>>>>
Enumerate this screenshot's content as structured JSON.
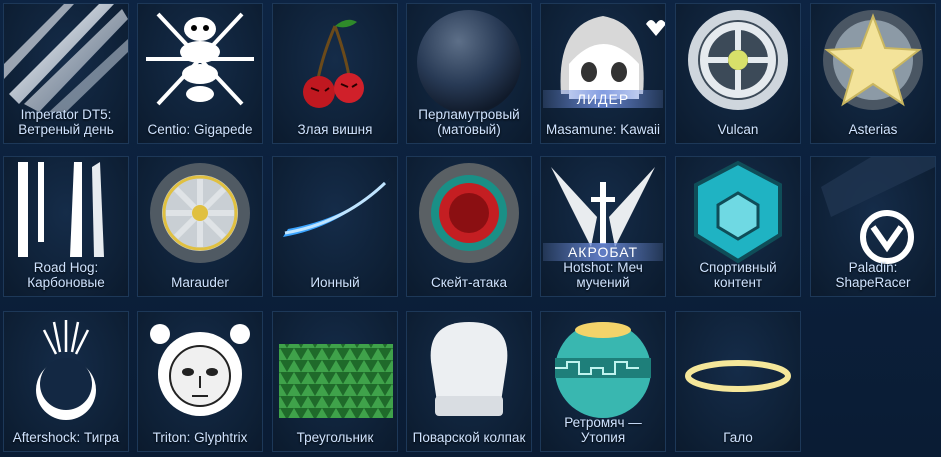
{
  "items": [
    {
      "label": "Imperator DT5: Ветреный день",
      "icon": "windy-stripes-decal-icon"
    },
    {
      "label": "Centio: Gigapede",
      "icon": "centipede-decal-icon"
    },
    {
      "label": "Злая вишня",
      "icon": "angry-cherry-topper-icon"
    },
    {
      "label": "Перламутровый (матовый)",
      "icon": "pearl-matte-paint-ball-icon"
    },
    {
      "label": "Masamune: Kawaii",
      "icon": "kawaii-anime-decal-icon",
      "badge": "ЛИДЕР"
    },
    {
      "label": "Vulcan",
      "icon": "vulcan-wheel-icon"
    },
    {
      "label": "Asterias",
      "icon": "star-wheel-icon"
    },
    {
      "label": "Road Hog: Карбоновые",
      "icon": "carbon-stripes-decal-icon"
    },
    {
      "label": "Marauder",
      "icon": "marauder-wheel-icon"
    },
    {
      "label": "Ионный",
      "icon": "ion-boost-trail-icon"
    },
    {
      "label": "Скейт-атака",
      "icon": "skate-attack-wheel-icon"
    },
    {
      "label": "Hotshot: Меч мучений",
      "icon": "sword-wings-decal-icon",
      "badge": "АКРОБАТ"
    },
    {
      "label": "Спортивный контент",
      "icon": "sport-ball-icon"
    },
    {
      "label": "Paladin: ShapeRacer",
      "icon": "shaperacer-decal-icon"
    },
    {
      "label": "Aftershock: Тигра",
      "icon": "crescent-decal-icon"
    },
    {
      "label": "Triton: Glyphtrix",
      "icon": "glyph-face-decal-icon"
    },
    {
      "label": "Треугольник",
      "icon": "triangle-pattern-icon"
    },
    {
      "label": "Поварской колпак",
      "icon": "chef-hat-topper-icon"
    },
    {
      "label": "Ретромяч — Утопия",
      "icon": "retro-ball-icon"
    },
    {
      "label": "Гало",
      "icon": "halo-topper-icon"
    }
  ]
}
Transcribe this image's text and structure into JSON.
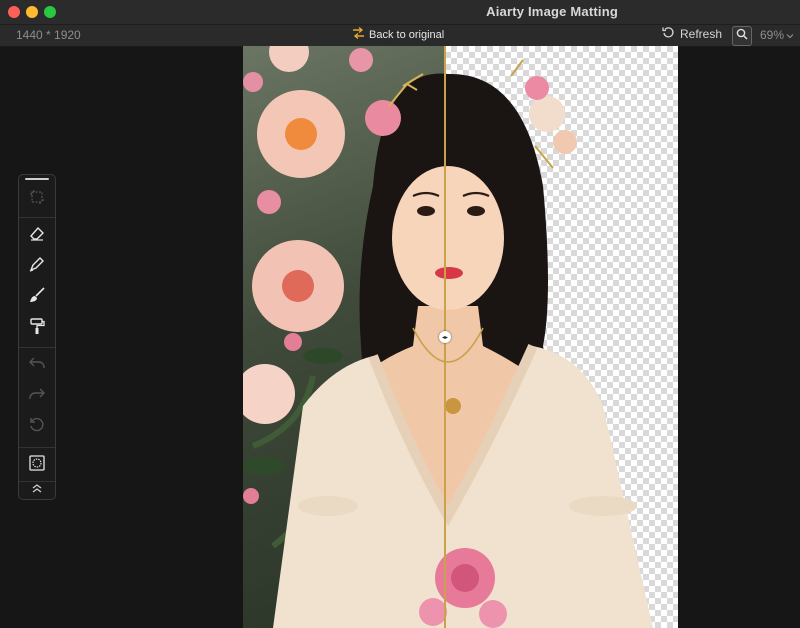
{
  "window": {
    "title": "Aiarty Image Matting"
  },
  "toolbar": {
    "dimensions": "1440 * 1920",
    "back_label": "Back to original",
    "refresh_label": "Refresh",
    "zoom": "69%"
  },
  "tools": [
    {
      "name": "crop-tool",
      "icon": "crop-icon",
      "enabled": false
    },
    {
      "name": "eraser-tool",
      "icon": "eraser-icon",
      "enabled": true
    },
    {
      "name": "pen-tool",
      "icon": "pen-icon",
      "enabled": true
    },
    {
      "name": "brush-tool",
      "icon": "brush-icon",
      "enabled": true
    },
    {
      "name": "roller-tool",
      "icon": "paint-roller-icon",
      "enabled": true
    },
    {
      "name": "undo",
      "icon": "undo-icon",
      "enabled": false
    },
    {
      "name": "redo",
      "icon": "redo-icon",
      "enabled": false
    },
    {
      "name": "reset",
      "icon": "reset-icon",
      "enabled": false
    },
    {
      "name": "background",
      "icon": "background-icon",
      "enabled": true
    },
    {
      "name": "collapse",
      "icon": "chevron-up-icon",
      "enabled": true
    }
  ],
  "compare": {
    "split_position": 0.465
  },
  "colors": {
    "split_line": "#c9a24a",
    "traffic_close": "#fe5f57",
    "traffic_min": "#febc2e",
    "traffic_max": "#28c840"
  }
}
<<<<
>>>>
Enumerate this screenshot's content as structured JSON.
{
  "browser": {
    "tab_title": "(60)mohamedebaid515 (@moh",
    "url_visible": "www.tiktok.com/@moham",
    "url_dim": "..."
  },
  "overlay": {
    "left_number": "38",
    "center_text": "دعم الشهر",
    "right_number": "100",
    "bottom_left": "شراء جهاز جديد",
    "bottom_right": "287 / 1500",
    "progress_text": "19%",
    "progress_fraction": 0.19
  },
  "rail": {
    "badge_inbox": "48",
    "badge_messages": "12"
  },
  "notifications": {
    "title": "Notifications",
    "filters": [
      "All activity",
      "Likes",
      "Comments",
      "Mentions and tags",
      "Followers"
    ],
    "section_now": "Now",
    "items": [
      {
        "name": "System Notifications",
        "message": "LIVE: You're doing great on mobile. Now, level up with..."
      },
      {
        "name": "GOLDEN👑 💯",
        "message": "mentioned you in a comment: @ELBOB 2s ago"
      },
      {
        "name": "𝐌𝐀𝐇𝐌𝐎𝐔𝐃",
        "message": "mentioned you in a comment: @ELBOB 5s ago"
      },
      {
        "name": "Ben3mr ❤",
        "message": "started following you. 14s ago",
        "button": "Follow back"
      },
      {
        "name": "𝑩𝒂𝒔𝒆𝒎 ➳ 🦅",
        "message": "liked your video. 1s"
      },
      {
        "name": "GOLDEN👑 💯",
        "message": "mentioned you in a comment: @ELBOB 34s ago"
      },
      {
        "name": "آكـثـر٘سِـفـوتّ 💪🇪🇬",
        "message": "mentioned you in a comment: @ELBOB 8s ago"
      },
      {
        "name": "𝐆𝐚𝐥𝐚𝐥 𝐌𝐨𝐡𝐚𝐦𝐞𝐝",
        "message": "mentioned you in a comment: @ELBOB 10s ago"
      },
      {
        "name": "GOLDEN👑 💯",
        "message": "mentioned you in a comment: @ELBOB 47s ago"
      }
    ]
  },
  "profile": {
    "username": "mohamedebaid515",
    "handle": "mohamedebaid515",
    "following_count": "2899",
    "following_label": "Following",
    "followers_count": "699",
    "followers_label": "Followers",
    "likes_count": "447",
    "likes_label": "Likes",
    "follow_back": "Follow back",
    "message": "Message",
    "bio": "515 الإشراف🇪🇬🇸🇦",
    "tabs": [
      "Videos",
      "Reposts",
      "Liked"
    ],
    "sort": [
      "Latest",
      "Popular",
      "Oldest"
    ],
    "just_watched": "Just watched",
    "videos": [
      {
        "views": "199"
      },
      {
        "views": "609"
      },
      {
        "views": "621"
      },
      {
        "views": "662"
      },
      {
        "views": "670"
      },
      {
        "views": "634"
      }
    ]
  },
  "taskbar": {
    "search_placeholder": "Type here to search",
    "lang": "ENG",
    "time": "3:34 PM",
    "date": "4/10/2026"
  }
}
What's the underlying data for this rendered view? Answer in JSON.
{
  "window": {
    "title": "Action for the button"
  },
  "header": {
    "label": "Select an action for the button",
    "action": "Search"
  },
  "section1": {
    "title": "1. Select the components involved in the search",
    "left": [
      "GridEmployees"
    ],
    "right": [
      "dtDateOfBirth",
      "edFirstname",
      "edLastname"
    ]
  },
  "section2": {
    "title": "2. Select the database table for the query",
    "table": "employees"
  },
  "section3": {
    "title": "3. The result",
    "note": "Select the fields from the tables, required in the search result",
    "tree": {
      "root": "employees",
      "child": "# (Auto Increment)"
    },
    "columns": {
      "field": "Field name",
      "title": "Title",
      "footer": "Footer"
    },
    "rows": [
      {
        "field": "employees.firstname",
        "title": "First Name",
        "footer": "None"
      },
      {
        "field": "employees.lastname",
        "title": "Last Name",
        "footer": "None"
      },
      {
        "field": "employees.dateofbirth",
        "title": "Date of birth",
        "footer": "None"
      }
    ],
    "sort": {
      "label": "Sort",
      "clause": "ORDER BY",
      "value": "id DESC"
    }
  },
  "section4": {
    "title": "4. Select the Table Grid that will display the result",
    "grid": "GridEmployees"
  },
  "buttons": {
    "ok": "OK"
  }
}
<<<<
What is being asked: Each line in the entries above that includes the string "wheel" should be extracted.

Solution:
      "icon": "vulcan-wheel-icon"
      "icon": "star-wheel-icon"
      "icon": "marauder-wheel-icon"
      "icon": "skate-attack-wheel-icon"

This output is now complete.